* [Information supplied]:
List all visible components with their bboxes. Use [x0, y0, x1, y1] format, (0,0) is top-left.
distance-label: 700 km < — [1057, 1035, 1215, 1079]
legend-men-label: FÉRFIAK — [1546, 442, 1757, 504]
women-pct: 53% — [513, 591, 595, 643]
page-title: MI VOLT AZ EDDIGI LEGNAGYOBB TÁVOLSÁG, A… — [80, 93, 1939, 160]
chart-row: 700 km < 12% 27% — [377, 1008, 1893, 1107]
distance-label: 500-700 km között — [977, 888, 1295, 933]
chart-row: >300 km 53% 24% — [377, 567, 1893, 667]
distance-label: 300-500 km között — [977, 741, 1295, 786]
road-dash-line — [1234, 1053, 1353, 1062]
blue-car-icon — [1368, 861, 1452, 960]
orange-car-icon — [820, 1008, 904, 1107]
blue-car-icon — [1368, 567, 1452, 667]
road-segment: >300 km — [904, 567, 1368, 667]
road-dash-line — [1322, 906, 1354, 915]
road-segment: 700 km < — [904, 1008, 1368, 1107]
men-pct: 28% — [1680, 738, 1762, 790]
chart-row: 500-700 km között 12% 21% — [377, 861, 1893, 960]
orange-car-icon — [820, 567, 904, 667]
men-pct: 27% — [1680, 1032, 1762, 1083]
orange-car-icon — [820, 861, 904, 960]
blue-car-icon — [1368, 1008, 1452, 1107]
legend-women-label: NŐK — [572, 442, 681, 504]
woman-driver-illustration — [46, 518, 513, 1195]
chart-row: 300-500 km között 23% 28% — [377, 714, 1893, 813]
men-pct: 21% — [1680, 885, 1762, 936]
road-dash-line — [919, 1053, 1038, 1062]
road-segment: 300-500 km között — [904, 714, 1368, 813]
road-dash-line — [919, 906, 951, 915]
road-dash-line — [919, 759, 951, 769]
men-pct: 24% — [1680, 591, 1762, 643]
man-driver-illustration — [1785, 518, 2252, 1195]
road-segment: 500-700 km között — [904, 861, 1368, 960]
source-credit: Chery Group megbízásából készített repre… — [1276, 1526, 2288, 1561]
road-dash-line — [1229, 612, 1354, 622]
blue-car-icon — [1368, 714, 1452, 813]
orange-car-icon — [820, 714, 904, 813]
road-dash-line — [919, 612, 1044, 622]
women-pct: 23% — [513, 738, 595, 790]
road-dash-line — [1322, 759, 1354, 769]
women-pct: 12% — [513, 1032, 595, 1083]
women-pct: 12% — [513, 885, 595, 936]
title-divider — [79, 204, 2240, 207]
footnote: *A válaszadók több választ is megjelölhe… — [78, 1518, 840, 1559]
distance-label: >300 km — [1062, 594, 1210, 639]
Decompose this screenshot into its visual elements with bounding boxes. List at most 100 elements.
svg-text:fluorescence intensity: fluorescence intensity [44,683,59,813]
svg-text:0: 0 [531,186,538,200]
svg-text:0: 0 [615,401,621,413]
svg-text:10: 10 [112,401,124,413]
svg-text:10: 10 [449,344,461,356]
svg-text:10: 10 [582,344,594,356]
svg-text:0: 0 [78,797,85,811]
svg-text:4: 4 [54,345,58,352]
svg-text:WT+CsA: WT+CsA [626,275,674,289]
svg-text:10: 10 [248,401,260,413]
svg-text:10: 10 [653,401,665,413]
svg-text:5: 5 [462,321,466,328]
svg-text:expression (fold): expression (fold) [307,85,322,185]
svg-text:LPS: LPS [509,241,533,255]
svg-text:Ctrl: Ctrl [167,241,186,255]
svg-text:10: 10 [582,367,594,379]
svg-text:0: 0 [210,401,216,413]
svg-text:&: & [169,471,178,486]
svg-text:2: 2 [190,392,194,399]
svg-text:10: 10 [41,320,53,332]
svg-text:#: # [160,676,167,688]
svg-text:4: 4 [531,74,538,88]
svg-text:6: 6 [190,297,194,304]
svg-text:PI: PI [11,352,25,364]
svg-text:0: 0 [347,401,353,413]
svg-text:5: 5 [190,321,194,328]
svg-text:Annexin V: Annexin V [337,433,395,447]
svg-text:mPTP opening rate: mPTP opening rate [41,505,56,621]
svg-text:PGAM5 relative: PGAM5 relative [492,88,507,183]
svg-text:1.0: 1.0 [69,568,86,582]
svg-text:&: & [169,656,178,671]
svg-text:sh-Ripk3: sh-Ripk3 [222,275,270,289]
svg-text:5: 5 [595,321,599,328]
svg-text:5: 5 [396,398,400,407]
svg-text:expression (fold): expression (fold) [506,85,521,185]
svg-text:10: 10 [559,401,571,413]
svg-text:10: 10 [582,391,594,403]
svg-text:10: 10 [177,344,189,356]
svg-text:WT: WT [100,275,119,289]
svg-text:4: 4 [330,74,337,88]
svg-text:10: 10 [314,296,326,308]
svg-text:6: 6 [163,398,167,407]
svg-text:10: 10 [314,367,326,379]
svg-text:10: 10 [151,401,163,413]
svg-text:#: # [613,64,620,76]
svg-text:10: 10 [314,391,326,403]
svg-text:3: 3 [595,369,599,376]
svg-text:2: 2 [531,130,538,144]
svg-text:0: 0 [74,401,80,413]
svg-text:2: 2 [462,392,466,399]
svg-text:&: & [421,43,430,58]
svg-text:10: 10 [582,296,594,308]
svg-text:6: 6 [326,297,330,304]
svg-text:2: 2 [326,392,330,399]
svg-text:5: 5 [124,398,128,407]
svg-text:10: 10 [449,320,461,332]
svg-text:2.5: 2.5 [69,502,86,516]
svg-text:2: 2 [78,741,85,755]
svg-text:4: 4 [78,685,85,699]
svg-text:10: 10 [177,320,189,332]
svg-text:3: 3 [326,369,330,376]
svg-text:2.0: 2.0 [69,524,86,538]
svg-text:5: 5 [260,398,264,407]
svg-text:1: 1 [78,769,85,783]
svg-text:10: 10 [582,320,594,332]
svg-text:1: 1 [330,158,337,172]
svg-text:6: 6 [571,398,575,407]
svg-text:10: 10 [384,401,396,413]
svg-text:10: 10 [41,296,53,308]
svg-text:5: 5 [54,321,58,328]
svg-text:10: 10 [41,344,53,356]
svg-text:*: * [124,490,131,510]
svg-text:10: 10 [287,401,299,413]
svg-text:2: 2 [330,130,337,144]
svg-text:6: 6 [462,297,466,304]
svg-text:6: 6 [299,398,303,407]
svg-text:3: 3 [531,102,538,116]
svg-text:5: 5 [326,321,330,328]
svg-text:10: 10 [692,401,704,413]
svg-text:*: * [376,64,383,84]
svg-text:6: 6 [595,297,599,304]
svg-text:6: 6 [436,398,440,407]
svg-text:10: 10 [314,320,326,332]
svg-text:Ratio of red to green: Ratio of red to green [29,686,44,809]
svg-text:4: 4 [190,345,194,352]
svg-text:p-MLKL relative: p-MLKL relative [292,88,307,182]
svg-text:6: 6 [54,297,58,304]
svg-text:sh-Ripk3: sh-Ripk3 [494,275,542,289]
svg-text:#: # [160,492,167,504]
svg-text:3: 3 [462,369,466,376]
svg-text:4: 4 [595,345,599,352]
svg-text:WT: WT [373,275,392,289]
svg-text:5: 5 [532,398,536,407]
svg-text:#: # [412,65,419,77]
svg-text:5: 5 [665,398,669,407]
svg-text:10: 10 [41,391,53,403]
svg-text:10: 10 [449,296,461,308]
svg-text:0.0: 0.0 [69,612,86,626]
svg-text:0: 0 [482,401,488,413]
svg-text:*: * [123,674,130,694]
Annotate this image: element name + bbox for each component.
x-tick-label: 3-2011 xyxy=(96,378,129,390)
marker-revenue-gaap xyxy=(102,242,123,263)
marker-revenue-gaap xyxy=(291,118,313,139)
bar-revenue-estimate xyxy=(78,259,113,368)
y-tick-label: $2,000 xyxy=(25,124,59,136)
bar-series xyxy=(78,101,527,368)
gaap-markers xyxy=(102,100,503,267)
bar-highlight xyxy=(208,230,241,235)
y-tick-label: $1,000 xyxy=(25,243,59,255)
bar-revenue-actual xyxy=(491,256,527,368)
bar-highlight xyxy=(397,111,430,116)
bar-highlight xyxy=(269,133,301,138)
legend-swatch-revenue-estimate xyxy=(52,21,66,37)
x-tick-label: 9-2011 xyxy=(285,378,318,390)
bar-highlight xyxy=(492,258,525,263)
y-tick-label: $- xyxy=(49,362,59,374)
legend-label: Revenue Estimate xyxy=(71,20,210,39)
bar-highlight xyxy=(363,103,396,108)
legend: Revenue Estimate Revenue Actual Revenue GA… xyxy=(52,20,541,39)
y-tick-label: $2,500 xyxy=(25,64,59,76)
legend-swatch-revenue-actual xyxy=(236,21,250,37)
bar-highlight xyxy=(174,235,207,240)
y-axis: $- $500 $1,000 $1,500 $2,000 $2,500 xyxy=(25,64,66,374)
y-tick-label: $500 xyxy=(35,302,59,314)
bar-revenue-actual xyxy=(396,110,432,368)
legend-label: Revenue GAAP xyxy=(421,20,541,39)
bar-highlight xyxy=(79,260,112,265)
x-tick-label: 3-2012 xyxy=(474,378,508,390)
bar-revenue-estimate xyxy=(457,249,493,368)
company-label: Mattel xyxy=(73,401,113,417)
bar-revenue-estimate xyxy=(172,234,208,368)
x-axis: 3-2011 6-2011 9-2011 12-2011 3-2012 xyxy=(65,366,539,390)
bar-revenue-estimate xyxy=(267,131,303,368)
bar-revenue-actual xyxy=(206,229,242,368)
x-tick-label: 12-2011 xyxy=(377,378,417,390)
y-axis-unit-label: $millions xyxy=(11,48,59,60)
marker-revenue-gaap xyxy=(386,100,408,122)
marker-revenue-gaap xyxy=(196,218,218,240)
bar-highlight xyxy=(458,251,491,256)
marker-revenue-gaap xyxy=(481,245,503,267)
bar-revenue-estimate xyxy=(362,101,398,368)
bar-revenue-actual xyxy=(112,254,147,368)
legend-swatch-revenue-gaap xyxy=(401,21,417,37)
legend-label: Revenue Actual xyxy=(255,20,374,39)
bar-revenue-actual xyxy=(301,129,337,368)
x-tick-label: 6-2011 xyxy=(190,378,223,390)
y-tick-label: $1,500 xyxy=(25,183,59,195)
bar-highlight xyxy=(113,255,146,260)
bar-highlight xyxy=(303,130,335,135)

* [What the exercise asks]:
Convert the material, from its first line down to and including the line that contains "distance-label: 500-700 km", into a JSON list of strings with one string per line, leaving out any blank lines.

* [Expected output]:
[
  "List all visible components with their bboxes. Use [x0, y0, x1, y1] format, (0,0) is top-left.",
  "distance-label: 700 km < — [1057, 1035, 1215, 1079]",
  "legend-men-label: FÉRFIAK — [1546, 442, 1757, 504]",
  "women-pct: 53% — [513, 591, 595, 643]",
  "page-title: MI VOLT AZ EDDIGI LEGNAGYOBB TÁVOLSÁG, A… — [80, 93, 1939, 160]",
  "chart-row: 700 km < 12% 27% — [377, 1008, 1893, 1107]",
  "distance-label: 500-700 km között — [977, 888, 1295, 933]"
]